▶ _Exercise materials_:
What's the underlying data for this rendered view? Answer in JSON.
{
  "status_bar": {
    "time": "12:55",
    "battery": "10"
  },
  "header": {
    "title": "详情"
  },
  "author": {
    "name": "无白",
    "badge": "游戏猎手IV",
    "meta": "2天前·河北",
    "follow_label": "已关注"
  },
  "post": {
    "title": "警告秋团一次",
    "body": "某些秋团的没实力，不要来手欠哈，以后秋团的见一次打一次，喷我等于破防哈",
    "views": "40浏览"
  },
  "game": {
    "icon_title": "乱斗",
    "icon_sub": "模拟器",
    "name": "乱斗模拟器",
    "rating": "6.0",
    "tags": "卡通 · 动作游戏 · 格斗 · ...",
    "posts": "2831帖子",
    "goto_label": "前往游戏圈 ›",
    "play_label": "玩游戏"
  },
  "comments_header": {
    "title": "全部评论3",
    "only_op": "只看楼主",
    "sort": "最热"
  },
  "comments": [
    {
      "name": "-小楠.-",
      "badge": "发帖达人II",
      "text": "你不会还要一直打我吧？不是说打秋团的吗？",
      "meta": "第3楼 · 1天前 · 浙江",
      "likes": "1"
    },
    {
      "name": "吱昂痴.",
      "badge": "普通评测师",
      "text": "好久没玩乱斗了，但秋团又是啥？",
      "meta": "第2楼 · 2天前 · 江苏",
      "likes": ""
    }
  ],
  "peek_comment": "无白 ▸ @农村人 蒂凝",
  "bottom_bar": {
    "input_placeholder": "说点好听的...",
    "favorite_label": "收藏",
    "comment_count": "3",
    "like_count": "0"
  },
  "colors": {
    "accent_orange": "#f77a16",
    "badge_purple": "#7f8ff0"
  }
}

▶ _Goal_:
Each record above should be returned exactly as it appears.

▶ _Reply_:
What's the underlying data for this rendered view? Answer in JSON.
{
  "status_bar": {
    "time": "12:55",
    "battery": "10"
  },
  "header": {
    "title": "详情"
  },
  "author": {
    "name": "无白",
    "badge": "游戏猎手IV",
    "meta": "2天前·河北",
    "follow_label": "已关注"
  },
  "post": {
    "title": "警告秋团一次",
    "body": "某些秋团的没实力，不要来手欠哈，以后秋团的见一次打一次，喷我等于破防哈",
    "views": "40浏览"
  },
  "game": {
    "icon_title": "乱斗",
    "icon_sub": "模拟器",
    "name": "乱斗模拟器",
    "rating": "6.0",
    "tags": "卡通 · 动作游戏 · 格斗 · ...",
    "posts": "2831帖子",
    "goto_label": "前往游戏圈 ›",
    "play_label": "玩游戏"
  },
  "comments_header": {
    "title": "全部评论3",
    "only_op": "只看楼主",
    "sort": "最热"
  },
  "comments": [
    {
      "name": "-小楠.-",
      "badge": "发帖达人II",
      "text": "你不会还要一直打我吧？不是说打秋团的吗？",
      "meta": "第3楼 · 1天前 · 浙江",
      "likes": "1"
    },
    {
      "name": "吱昂痴.",
      "badge": "普通评测师",
      "text": "好久没玩乱斗了，但秋团又是啥？",
      "meta": "第2楼 · 2天前 · 江苏",
      "likes": ""
    }
  ],
  "peek_comment": "无白 ▸ @农村人 蒂凝",
  "bottom_bar": {
    "input_placeholder": "说点好听的...",
    "favorite_label": "收藏",
    "comment_count": "3",
    "like_count": "0"
  },
  "colors": {
    "accent_orange": "#f77a16",
    "badge_purple": "#7f8ff0"
  }
}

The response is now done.